**Problem:**
Each line that includes "title" counts once; give the total and nothing besides.

::: Material to process :::

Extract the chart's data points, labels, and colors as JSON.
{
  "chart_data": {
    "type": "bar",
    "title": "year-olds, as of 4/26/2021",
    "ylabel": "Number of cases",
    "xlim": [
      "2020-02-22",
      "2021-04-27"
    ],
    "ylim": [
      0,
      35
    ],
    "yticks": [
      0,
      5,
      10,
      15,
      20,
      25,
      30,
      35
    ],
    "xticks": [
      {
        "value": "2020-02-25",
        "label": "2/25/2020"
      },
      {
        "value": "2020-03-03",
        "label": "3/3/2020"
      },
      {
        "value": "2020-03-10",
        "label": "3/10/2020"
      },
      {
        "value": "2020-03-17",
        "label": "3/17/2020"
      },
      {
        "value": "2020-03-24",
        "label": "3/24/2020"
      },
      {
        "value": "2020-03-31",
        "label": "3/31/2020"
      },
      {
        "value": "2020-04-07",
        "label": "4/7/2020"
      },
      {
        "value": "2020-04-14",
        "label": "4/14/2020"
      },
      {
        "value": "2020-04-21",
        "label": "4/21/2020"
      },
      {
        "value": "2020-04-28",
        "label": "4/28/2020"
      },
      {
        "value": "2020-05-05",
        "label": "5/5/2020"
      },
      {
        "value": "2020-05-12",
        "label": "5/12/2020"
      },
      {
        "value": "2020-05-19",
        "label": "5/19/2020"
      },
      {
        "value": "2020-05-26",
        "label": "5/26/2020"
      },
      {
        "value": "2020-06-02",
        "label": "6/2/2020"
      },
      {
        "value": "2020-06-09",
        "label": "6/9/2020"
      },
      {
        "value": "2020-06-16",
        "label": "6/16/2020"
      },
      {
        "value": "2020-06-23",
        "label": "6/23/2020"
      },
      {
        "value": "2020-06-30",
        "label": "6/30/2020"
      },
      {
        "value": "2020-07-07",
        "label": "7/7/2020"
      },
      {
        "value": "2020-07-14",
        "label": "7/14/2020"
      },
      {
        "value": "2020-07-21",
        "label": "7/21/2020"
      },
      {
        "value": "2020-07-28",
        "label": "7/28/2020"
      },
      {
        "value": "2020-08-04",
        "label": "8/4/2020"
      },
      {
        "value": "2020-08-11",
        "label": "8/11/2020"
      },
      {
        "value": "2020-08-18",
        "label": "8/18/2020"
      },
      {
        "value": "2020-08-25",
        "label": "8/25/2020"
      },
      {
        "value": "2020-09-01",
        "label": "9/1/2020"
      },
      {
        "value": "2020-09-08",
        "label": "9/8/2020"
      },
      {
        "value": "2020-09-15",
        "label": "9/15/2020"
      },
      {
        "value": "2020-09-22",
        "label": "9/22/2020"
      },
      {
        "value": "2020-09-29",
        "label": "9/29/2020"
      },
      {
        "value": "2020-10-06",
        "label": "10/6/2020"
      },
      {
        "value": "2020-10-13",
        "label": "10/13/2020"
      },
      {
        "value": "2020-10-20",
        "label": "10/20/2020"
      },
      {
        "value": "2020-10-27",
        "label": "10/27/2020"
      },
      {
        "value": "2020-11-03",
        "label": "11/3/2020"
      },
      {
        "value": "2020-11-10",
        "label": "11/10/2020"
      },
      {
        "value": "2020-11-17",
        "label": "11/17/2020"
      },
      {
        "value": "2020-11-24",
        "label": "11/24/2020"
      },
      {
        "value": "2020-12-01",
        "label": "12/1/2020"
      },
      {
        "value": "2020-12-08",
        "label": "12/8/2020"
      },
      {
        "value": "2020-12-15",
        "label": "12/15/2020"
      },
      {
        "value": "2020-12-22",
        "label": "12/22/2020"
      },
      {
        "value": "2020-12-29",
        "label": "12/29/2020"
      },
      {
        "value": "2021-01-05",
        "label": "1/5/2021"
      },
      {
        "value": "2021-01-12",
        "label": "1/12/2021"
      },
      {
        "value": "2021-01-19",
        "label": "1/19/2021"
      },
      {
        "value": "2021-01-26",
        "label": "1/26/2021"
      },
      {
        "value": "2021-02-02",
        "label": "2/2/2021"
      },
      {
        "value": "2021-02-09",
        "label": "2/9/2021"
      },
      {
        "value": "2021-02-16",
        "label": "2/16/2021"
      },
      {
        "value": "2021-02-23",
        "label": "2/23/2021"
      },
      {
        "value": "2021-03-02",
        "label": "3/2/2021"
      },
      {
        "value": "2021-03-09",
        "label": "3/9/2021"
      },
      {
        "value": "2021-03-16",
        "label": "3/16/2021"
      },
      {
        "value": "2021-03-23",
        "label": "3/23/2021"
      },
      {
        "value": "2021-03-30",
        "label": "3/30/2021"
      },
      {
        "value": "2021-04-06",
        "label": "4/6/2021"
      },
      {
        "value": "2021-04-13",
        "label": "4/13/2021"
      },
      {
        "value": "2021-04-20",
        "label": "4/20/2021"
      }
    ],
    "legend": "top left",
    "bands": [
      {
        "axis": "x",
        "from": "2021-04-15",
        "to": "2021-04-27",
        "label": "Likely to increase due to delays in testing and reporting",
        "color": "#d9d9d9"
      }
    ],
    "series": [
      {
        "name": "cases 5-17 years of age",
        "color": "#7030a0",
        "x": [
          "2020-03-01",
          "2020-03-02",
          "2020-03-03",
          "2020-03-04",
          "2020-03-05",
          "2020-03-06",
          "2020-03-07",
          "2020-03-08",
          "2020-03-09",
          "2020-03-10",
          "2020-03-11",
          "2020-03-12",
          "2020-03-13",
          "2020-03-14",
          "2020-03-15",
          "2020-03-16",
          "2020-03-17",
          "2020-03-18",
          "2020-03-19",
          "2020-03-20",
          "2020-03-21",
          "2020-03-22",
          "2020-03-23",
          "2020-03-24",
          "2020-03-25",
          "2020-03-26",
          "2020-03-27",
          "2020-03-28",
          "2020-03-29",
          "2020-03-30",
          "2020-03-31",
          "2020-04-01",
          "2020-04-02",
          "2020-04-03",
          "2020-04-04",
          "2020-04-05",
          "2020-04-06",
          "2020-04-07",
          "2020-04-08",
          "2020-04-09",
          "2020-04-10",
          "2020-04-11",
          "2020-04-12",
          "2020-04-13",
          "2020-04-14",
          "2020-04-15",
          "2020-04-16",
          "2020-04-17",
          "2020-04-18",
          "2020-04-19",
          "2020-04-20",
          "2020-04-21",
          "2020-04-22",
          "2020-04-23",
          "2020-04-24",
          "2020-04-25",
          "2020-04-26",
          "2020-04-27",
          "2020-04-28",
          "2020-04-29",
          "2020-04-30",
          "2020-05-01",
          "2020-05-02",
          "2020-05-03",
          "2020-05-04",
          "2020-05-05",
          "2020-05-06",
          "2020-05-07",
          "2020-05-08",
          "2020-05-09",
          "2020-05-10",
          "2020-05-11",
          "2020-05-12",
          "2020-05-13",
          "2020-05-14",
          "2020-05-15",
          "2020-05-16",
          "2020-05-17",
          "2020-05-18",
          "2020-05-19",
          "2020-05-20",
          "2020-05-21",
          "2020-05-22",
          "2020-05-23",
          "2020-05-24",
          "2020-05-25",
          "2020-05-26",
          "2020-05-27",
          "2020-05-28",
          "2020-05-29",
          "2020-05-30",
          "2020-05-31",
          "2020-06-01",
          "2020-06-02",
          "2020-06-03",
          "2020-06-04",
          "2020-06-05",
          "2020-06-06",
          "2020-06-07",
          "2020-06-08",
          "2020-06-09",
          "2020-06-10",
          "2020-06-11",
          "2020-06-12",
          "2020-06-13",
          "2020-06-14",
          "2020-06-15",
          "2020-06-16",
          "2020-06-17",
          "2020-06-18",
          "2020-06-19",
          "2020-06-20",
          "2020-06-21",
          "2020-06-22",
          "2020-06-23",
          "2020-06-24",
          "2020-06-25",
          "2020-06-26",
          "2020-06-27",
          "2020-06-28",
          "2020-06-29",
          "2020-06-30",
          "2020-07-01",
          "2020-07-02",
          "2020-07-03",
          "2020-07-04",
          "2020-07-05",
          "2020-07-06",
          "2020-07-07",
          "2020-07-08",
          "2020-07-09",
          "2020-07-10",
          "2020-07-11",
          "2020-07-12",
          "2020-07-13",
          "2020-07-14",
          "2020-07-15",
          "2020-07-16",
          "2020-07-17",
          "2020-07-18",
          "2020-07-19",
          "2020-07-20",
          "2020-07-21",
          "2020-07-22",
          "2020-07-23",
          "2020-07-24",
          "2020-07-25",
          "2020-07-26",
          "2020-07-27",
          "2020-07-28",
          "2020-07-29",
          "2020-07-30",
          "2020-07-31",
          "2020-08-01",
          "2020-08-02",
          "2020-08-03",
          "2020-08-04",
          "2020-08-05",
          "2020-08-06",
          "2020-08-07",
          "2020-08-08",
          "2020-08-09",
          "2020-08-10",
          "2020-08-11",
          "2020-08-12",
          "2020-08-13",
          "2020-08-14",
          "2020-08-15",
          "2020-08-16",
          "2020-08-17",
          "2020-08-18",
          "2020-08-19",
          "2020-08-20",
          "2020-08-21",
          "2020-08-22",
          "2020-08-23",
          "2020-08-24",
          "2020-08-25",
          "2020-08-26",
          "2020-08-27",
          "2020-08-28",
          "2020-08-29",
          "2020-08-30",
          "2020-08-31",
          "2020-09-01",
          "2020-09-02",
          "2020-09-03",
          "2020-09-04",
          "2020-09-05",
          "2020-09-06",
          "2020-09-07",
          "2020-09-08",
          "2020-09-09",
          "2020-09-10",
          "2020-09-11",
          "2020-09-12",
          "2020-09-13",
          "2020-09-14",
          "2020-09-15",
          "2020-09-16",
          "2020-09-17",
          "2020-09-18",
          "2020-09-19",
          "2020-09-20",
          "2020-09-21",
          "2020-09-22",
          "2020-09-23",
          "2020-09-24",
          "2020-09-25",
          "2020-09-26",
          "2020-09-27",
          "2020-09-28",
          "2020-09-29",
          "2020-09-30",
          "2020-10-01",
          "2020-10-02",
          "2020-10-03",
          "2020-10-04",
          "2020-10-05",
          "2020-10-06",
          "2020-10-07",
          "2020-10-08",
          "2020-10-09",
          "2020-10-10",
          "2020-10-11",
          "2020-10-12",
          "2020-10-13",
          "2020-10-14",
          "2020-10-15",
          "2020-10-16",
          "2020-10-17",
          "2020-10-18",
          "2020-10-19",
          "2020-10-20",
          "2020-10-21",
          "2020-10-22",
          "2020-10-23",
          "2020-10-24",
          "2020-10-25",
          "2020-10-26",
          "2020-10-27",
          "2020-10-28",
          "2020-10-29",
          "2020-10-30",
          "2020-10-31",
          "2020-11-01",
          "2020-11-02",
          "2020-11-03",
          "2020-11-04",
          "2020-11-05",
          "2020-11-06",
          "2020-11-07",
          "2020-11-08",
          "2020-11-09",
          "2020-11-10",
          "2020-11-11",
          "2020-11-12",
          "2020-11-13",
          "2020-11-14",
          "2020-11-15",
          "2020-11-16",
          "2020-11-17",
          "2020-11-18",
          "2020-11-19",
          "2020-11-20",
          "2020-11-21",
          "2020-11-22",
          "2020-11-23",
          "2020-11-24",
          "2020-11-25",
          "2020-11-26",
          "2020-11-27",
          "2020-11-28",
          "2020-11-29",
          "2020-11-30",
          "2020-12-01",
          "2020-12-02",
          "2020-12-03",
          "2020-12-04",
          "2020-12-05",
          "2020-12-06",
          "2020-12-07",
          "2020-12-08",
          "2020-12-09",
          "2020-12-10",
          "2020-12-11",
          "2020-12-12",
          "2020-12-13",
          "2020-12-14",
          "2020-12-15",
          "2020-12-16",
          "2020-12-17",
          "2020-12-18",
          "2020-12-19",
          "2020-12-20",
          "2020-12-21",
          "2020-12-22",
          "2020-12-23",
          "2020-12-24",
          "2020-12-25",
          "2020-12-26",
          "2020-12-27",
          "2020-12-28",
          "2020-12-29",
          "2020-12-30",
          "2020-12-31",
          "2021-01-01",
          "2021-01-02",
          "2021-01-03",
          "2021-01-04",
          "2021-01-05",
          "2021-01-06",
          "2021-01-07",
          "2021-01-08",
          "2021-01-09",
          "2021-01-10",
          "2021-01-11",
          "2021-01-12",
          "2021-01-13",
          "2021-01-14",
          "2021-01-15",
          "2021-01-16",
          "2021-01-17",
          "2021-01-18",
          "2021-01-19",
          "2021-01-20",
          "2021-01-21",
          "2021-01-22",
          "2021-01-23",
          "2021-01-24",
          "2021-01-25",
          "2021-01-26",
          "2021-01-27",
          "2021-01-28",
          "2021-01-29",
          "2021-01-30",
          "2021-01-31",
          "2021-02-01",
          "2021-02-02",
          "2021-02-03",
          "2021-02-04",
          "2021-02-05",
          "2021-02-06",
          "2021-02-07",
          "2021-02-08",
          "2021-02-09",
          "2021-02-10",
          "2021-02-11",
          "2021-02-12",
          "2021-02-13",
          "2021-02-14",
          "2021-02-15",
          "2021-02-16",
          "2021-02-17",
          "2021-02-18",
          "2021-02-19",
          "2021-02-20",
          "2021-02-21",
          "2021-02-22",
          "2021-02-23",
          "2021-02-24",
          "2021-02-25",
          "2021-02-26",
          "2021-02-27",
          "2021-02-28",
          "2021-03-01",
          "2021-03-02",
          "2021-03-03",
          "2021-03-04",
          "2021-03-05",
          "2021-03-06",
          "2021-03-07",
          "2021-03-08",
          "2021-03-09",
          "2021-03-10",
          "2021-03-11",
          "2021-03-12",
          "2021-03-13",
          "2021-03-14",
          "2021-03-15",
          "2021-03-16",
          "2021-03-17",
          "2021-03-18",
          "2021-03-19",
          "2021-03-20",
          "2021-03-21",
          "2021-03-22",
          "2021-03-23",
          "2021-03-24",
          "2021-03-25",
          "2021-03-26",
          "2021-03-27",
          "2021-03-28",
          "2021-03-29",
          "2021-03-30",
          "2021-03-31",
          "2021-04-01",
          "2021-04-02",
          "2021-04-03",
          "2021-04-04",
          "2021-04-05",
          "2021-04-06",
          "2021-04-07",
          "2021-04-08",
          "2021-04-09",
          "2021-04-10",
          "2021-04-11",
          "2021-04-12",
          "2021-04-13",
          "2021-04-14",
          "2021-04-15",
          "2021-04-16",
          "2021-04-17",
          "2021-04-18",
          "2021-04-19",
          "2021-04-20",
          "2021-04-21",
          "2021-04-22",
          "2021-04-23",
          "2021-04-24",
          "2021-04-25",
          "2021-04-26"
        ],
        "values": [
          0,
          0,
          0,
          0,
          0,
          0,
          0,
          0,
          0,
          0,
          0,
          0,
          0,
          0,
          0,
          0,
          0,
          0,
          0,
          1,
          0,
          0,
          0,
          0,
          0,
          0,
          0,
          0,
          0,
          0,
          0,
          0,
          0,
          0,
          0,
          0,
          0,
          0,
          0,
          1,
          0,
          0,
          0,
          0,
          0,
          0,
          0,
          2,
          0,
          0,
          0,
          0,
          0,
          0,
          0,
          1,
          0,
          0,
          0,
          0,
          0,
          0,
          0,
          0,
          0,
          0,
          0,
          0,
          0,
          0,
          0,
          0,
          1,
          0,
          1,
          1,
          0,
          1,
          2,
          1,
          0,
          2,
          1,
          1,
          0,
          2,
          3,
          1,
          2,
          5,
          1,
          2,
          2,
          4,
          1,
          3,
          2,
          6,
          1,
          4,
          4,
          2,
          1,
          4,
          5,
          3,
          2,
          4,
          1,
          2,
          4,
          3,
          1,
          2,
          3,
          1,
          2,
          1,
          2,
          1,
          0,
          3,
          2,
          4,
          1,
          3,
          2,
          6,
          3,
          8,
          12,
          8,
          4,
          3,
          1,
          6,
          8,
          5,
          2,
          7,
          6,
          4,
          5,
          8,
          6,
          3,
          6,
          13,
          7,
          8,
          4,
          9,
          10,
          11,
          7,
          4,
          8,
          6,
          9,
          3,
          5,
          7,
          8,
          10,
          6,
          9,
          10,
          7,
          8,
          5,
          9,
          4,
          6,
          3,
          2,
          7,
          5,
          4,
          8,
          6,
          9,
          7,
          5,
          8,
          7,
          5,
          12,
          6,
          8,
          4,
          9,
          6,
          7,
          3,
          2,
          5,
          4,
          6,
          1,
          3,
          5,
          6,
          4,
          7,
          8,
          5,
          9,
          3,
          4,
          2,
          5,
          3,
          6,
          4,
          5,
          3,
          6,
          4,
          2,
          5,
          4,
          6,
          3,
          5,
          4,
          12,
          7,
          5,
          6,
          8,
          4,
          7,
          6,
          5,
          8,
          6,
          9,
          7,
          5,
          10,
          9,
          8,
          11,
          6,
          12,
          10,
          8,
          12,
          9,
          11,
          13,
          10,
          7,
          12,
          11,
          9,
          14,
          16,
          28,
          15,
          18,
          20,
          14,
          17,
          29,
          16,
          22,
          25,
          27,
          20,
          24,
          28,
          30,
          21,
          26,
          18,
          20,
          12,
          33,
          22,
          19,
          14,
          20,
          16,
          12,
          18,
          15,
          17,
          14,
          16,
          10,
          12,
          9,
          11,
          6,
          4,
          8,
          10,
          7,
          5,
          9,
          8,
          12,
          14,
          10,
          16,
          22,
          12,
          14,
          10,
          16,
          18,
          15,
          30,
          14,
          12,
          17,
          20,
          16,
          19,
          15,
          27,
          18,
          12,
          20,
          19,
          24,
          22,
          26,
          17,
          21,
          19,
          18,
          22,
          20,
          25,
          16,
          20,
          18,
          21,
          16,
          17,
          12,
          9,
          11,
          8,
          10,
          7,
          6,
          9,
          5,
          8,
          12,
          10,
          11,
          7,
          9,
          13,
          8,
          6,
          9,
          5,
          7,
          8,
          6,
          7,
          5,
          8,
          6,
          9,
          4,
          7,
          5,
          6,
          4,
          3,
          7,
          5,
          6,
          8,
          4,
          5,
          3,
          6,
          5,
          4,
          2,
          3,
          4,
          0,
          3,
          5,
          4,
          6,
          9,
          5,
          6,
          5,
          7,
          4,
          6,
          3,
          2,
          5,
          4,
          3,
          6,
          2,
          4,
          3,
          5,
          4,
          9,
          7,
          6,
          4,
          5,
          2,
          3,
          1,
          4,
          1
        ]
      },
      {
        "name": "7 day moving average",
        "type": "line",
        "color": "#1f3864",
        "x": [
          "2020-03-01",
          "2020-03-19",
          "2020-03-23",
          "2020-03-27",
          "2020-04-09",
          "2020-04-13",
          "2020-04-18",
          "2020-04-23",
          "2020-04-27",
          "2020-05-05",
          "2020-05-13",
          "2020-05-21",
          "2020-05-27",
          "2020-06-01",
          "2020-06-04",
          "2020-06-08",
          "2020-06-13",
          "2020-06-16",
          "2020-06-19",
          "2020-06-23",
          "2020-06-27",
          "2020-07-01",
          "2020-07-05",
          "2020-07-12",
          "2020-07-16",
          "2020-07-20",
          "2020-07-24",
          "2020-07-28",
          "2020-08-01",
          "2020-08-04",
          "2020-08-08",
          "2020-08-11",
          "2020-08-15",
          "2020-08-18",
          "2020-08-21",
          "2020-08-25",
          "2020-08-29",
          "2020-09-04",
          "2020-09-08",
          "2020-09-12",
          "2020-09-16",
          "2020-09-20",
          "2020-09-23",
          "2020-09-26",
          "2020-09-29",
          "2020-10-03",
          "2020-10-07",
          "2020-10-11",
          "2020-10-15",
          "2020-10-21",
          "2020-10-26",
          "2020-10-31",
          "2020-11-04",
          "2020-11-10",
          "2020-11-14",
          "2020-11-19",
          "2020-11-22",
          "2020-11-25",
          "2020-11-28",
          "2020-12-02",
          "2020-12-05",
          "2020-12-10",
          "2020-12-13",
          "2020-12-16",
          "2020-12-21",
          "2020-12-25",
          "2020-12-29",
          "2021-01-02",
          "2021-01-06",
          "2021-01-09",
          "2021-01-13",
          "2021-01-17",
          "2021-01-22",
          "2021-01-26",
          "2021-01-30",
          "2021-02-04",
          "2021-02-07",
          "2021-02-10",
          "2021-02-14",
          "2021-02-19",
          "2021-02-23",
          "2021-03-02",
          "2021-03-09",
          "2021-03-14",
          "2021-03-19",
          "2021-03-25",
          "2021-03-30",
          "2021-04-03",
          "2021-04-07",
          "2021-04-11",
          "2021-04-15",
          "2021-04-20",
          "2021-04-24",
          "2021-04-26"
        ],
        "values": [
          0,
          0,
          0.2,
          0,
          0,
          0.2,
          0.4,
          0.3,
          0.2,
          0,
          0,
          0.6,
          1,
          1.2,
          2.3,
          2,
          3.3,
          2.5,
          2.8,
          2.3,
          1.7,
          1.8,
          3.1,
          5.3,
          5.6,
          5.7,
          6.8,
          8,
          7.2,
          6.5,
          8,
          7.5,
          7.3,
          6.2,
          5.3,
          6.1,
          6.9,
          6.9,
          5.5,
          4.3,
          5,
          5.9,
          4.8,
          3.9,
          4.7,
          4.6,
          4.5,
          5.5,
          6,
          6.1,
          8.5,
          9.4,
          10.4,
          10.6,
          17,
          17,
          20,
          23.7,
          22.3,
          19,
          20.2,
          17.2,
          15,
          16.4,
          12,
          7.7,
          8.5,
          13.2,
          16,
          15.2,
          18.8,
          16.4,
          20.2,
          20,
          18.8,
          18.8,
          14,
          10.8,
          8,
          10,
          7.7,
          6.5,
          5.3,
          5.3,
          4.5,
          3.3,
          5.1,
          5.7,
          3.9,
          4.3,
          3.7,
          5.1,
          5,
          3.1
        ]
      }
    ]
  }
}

:::
::: Material to process :::

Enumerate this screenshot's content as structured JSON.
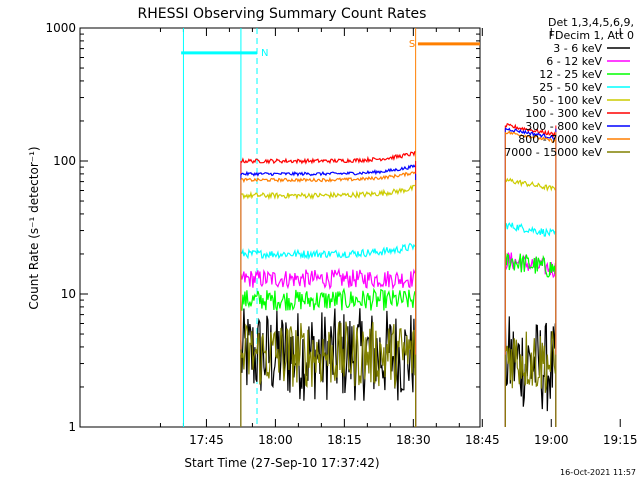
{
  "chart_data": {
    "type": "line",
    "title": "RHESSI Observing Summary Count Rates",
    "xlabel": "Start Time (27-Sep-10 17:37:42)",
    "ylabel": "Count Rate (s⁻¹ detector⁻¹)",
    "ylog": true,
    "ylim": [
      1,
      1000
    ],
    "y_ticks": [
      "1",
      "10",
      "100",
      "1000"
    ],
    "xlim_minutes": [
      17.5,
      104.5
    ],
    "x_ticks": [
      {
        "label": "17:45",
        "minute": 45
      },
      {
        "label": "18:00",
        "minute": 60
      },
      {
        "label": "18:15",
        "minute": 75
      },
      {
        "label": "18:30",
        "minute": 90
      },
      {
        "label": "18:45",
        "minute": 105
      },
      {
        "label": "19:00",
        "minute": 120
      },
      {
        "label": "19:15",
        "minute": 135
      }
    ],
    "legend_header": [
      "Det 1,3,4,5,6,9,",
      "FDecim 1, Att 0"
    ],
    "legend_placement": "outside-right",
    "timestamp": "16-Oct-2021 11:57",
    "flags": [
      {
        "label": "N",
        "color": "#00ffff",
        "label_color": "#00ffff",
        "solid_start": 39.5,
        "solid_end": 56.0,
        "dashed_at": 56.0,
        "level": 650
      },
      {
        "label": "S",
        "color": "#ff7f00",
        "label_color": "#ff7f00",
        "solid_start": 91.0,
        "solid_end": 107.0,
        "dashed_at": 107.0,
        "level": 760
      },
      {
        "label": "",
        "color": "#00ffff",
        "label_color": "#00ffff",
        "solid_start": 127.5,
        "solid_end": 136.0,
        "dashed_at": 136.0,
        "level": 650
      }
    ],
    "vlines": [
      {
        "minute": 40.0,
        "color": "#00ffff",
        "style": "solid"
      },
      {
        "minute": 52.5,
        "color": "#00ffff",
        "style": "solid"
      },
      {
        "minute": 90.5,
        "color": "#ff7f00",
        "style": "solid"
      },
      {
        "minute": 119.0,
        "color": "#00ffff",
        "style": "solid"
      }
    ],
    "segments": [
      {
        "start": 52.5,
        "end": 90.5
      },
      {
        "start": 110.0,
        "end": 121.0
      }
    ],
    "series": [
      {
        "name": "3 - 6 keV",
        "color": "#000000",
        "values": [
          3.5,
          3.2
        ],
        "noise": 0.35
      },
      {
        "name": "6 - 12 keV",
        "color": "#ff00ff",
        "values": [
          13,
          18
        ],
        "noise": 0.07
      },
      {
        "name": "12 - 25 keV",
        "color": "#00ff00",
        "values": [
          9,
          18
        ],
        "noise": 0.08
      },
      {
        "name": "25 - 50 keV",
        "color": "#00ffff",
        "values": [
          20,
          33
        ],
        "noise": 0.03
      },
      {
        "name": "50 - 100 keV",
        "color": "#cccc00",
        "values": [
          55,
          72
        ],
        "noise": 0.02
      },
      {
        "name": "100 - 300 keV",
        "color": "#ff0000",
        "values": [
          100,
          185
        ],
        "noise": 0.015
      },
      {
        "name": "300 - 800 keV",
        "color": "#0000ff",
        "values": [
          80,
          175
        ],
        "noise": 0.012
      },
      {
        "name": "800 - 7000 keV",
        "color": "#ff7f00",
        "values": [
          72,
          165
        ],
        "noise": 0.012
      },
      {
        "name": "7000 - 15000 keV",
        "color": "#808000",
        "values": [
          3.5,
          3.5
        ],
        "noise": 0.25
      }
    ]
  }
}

:::

**Written response:**
2